> STUDY QUESTIONS
1. Using the passage on Java transactions, say whether each statement below agrees with it, answering yes or no and quoting the exact words that decide it: (a) Enterprise Java Beans are transactional by default; (b) non-JTA transactions are meant for Java EE applications; (c) the jta-data-source element is used for Java SE.
2. Write the next part of the passage on Java transactions, starting after its final sentence.

*** Opening of EXERCISE PASSAGE ***

A transaction is durable when it completes through a commit action that makes the change completely visible to other applications and the outside world. (physical write of data to storage)

Java EE 7 meets the requirements for ACID transactions. Enterprise Java Beans are transactional by default. CDI managed beans can be uplifted into ACID transactions with the application of the annotation @javax.transaction.Transactional.

Java Transaction API

Java Transaction API (JTA) is the cornerstone of all Java EE transactions. JTA looks after local and distributed transactions. Non-JTA transactions are a matter for standalone Java SE applications. The popular confusion abounds when developers are configuring persistence unit facilities for the first time (the persistence.xml files). The XML element jta-data-source is used in Java EE and non-jta-data-source for Java SE.

*** Close of EXERCISE PASSAGE ***
*** Opening of PROVIDED MATERIAL ***

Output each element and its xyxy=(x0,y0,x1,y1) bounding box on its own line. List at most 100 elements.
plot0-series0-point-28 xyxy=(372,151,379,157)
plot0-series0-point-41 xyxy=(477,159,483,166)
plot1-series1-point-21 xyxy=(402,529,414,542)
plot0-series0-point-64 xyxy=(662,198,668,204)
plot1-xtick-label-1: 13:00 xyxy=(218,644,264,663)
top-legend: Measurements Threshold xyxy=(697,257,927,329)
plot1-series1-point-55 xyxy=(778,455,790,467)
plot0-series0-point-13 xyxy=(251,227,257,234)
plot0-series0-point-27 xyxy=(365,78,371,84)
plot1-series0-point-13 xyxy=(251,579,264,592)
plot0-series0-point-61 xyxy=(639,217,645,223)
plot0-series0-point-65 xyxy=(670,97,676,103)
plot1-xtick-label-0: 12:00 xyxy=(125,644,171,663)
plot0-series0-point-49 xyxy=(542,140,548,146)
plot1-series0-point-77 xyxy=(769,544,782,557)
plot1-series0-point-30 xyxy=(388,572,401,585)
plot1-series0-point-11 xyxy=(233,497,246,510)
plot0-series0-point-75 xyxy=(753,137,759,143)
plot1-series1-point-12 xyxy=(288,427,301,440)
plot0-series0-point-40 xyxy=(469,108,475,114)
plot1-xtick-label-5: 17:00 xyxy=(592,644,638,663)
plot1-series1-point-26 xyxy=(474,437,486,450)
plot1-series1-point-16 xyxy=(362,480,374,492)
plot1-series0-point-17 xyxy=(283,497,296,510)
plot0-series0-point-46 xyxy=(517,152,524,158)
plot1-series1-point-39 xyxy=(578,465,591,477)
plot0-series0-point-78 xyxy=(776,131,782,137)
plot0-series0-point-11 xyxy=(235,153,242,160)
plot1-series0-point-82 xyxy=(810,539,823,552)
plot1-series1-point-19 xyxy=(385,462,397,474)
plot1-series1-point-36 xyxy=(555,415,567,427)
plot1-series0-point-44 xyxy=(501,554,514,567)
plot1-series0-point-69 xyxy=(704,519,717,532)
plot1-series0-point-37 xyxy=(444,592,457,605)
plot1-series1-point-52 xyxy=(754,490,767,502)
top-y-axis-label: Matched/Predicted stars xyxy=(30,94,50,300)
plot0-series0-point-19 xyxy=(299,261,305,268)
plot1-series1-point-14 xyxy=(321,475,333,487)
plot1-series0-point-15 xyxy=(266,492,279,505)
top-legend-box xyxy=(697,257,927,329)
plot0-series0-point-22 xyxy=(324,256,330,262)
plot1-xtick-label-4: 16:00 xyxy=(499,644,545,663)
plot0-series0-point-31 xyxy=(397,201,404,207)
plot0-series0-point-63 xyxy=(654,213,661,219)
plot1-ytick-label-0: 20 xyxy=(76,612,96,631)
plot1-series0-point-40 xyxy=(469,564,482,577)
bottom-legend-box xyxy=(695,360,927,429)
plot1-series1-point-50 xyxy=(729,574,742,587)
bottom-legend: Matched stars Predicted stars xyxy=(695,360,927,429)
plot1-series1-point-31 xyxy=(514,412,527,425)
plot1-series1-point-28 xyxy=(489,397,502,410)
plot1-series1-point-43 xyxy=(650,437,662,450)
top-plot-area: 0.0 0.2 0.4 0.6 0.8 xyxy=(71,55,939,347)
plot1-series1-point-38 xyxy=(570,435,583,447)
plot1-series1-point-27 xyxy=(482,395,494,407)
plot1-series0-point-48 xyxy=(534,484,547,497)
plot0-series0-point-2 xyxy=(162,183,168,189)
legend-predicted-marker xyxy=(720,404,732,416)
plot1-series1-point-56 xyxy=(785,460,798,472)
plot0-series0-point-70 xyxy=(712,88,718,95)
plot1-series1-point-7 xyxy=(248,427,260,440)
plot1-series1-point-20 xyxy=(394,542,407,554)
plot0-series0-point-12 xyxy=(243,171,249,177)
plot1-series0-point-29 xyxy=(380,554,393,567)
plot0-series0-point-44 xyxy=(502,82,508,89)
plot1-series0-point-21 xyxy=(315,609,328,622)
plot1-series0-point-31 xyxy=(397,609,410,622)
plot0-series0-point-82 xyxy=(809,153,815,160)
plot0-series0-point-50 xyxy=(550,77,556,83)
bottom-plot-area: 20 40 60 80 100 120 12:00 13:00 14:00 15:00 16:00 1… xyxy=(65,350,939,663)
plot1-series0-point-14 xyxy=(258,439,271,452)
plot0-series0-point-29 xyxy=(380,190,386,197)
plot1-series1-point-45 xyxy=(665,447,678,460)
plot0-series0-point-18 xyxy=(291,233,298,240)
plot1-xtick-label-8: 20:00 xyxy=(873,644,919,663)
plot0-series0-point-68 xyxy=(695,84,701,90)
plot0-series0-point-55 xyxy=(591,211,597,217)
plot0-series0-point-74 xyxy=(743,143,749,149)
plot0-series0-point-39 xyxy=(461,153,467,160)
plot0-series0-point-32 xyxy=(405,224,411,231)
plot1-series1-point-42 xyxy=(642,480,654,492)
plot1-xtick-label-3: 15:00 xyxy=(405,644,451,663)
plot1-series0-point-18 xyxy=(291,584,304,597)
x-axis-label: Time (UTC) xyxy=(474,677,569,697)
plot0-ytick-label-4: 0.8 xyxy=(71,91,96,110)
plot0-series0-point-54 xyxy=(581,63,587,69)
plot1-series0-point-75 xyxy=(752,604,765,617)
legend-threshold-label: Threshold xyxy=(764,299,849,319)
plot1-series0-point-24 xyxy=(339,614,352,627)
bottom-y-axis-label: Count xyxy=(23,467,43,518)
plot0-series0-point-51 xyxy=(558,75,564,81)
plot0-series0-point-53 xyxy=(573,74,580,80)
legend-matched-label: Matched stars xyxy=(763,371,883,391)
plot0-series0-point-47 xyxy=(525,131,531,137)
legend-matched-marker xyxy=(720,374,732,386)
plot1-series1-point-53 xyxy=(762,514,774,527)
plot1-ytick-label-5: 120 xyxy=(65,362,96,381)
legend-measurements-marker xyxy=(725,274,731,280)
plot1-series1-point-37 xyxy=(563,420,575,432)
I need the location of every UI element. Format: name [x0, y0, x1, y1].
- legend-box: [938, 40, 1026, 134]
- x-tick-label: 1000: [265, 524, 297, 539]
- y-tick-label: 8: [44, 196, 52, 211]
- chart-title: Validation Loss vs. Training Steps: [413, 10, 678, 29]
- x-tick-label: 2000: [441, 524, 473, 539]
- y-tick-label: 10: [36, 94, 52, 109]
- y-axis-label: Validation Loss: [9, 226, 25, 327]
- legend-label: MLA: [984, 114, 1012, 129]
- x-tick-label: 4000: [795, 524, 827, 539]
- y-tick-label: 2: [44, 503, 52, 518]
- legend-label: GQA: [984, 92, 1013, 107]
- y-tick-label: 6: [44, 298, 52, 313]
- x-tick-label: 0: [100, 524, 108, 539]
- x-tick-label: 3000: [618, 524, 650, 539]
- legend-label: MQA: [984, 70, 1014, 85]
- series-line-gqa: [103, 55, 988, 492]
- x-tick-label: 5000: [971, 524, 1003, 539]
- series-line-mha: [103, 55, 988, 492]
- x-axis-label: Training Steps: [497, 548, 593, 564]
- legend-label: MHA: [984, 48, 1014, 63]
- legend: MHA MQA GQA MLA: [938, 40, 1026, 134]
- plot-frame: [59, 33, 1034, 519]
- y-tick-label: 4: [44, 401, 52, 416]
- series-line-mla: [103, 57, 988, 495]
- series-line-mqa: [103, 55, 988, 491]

*** Close of PROVIDED MATERIAL ***

> PER-TASK ANSWERS
1.
(a) Yes: "Enterprise Java Beans are transactional by default."
(b) No: "Non-JTA transactions are a matter for standalone Java SE applications."
(c) No: "The XML element jta-data-source is used in Java EE and non-jta-data-source for Java SE."

2.
Two-phase commit transactions

Relational databases generally have an internal component called a Two-Phase Commit Transaction Manager (2PC) to ensure ACID principles. The two-phase commit is a protocol, which is based on resource managers, veto authorities, and acknowledgements, and takes place at the end of a transaction. The JTA specification refers to a XA (Extended Architecture) transaction manager and its participant resources.

The first phase in 2PC is called the prepare command. It consists of a transaction manager communicating with resources through the protocol with the notification that a commit is about to be issued. A resource has a chance to declare whether it can fulfill committing the transaction or not. If it can, the resource prepares the work to save the data and acknowledges with a prepared response, otherwise it vetoes the protocol, which effectively rolls the entire transaction back.

The second phase in 2PC only proceeds once all resources have given their unanimous consent. The transaction manager then sends a commit command to the resources. Each resource applies the changes to the database. This is usually a short error-free operation and afterwards the resource acknowledges with a final commit-done command to the transaction manager.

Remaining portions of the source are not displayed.